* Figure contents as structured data

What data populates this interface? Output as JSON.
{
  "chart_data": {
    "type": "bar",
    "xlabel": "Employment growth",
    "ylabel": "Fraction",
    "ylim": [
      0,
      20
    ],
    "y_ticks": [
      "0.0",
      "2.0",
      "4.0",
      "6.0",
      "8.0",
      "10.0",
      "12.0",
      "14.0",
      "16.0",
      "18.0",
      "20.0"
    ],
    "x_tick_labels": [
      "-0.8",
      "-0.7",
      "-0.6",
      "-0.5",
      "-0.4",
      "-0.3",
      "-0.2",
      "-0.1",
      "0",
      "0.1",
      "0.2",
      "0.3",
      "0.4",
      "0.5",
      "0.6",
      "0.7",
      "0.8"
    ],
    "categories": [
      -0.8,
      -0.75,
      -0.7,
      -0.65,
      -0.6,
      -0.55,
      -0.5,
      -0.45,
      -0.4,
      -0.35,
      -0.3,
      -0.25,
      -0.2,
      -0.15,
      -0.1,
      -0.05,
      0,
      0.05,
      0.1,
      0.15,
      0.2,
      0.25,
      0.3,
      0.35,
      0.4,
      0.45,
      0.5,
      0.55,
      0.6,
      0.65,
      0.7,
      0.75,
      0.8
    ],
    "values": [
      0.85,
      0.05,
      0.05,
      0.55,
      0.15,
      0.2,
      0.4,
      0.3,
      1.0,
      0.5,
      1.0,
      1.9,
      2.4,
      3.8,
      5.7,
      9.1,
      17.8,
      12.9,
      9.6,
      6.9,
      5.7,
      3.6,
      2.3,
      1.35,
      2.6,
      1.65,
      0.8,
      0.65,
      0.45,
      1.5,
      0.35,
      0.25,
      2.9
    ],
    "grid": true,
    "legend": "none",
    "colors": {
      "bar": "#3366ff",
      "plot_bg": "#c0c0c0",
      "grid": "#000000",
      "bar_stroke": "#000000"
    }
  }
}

* REQUEST
All of the material must be reproduced exactly.

* EXPECTED ANSWER
What data populates this interface? Output as JSON.
{
  "chart_data": {
    "type": "bar",
    "xlabel": "Employment growth",
    "ylabel": "Fraction",
    "ylim": [
      0,
      20
    ],
    "y_ticks": [
      "0.0",
      "2.0",
      "4.0",
      "6.0",
      "8.0",
      "10.0",
      "12.0",
      "14.0",
      "16.0",
      "18.0",
      "20.0"
    ],
    "x_tick_labels": [
      "-0.8",
      "-0.7",
      "-0.6",
      "-0.5",
      "-0.4",
      "-0.3",
      "-0.2",
      "-0.1",
      "0",
      "0.1",
      "0.2",
      "0.3",
      "0.4",
      "0.5",
      "0.6",
      "0.7",
      "0.8"
    ],
    "categories": [
      -0.8,
      -0.75,
      -0.7,
      -0.65,
      -0.6,
      -0.55,
      -0.5,
      -0.45,
      -0.4,
      -0.35,
      -0.3,
      -0.25,
      -0.2,
      -0.15,
      -0.1,
      -0.05,
      0,
      0.05,
      0.1,
      0.15,
      0.2,
      0.25,
      0.3,
      0.35,
      0.4,
      0.45,
      0.5,
      0.55,
      0.6,
      0.65,
      0.7,
      0.75,
      0.8
    ],
    "values": [
      0.85,
      0.05,
      0.05,
      0.55,
      0.15,
      0.2,
      0.4,
      0.3,
      1.0,
      0.5,
      1.0,
      1.9,
      2.4,
      3.8,
      5.7,
      9.1,
      17.8,
      12.9,
      9.6,
      6.9,
      5.7,
      3.6,
      2.3,
      1.35,
      2.6,
      1.65,
      0.8,
      0.65,
      0.45,
      1.5,
      0.35,
      0.25,
      2.9
    ],
    "grid": true,
    "legend": "none",
    "colors": {
      "bar": "#3366ff",
      "plot_bg": "#c0c0c0",
      "grid": "#000000",
      "bar_stroke": "#000000"
    }
  }
}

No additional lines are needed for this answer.